- _EXERCISE DETAILS_:
Write out every record below exactly as it appears.

(Dataset excerpts)
▼▼▼
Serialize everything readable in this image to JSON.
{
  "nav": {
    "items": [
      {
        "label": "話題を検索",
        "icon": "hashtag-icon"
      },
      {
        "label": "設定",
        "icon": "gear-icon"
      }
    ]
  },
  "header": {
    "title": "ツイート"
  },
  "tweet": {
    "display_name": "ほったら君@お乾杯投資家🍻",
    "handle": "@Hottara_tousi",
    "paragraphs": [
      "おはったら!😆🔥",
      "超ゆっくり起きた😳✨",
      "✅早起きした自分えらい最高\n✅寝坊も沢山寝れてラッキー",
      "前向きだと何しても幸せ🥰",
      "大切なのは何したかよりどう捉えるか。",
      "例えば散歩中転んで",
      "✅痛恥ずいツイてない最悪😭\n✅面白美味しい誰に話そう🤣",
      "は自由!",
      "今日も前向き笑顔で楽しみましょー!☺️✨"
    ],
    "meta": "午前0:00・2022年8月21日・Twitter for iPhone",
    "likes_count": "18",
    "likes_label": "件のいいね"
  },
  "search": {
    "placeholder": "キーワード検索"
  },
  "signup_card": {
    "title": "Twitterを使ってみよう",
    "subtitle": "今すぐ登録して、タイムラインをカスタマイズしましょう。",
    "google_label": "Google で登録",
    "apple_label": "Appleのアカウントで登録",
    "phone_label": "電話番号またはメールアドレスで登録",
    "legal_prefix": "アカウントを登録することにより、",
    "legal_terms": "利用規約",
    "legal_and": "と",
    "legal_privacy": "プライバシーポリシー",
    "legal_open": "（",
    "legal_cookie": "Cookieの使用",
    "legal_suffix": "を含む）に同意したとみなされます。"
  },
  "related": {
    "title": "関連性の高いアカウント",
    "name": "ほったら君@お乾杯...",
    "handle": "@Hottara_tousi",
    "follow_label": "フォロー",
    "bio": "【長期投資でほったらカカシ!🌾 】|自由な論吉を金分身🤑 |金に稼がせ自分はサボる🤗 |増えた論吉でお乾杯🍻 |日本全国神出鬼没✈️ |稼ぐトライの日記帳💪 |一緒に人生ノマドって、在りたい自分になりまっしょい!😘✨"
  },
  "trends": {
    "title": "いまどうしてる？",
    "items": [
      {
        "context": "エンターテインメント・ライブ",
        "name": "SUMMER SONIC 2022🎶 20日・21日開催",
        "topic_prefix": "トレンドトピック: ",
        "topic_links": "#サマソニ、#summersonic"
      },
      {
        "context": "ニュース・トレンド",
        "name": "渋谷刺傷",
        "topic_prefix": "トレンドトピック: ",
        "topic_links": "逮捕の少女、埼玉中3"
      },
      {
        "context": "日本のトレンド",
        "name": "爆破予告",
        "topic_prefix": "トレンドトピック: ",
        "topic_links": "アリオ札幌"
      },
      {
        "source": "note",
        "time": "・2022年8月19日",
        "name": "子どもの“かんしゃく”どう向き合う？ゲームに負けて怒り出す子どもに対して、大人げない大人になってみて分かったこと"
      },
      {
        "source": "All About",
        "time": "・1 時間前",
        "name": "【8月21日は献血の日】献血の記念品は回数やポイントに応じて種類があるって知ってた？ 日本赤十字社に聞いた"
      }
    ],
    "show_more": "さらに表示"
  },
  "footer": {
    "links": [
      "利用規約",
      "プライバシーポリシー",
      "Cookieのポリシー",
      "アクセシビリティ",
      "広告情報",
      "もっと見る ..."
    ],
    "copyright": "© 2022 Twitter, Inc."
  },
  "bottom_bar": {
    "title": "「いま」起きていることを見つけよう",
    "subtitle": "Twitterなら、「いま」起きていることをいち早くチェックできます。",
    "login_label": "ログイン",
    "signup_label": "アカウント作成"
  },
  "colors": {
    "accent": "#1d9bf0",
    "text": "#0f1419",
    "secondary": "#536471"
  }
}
▲▲▲
- _RESULT OF THIS EXERCISE_:
Serialize everything readable in this image to JSON.
{
  "nav": {
    "items": [
      {
        "label": "話題を検索",
        "icon": "hashtag-icon"
      },
      {
        "label": "設定",
        "icon": "gear-icon"
      }
    ]
  },
  "header": {
    "title": "ツイート"
  },
  "tweet": {
    "display_name": "ほったら君@お乾杯投資家🍻",
    "handle": "@Hottara_tousi",
    "paragraphs": [
      "おはったら!😆🔥",
      "超ゆっくり起きた😳✨",
      "✅早起きした自分えらい最高\n✅寝坊も沢山寝れてラッキー",
      "前向きだと何しても幸せ🥰",
      "大切なのは何したかよりどう捉えるか。",
      "例えば散歩中転んで",
      "✅痛恥ずいツイてない最悪😭\n✅面白美味しい誰に話そう🤣",
      "は自由!",
      "今日も前向き笑顔で楽しみましょー!☺️✨"
    ],
    "meta": "午前0:00・2022年8月21日・Twitter for iPhone",
    "likes_count": "18",
    "likes_label": "件のいいね"
  },
  "search": {
    "placeholder": "キーワード検索"
  },
  "signup_card": {
    "title": "Twitterを使ってみよう",
    "subtitle": "今すぐ登録して、タイムラインをカスタマイズしましょう。",
    "google_label": "Google で登録",
    "apple_label": "Appleのアカウントで登録",
    "phone_label": "電話番号またはメールアドレスで登録",
    "legal_prefix": "アカウントを登録することにより、",
    "legal_terms": "利用規約",
    "legal_and": "と",
    "legal_privacy": "プライバシーポリシー",
    "legal_open": "（",
    "legal_cookie": "Cookieの使用",
    "legal_suffix": "を含む）に同意したとみなされます。"
  },
  "related": {
    "title": "関連性の高いアカウント",
    "name": "ほったら君@お乾杯...",
    "handle": "@Hottara_tousi",
    "follow_label": "フォロー",
    "bio": "【長期投資でほったらカカシ!🌾 】|自由な論吉を金分身🤑 |金に稼がせ自分はサボる🤗 |増えた論吉でお乾杯🍻 |日本全国神出鬼没✈️ |稼ぐトライの日記帳💪 |一緒に人生ノマドって、在りたい自分になりまっしょい!😘✨"
  },
  "trends": {
    "title": "いまどうしてる？",
    "items": [
      {
        "context": "エンターテインメント・ライブ",
        "name": "SUMMER SONIC 2022🎶 20日・21日開催",
        "topic_prefix": "トレンドトピック: ",
        "topic_links": "#サマソニ、#summersonic"
      },
      {
        "context": "ニュース・トレンド",
        "name": "渋谷刺傷",
        "topic_prefix": "トレンドトピック: ",
        "topic_links": "逮捕の少女、埼玉中3"
      },
      {
        "context": "日本のトレンド",
        "name": "爆破予告",
        "topic_prefix": "トレンドトピック: ",
        "topic_links": "アリオ札幌"
      },
      {
        "source": "note",
        "time": "・2022年8月19日",
        "name": "子どもの“かんしゃく”どう向き合う？ゲームに負けて怒り出す子どもに対して、大人げない大人になってみて分かったこと"
      },
      {
        "source": "All About",
        "time": "・1 時間前",
        "name": "【8月21日は献血の日】献血の記念品は回数やポイントに応じて種類があるって知ってた？ 日本赤十字社に聞いた"
      }
    ],
    "show_more": "さらに表示"
  },
  "footer": {
    "links": [
      "利用規約",
      "プライバシーポリシー",
      "Cookieのポリシー",
      "アクセシビリティ",
      "広告情報",
      "もっと見る ..."
    ],
    "copyright": "© 2022 Twitter, Inc."
  },
  "bottom_bar": {
    "title": "「いま」起きていることを見つけよう",
    "subtitle": "Twitterなら、「いま」起きていることをいち早くチェックできます。",
    "login_label": "ログイン",
    "signup_label": "アカウント作成"
  },
  "colors": {
    "accent": "#1d9bf0",
    "text": "#0f1419",
    "secondary": "#536471"
  }
}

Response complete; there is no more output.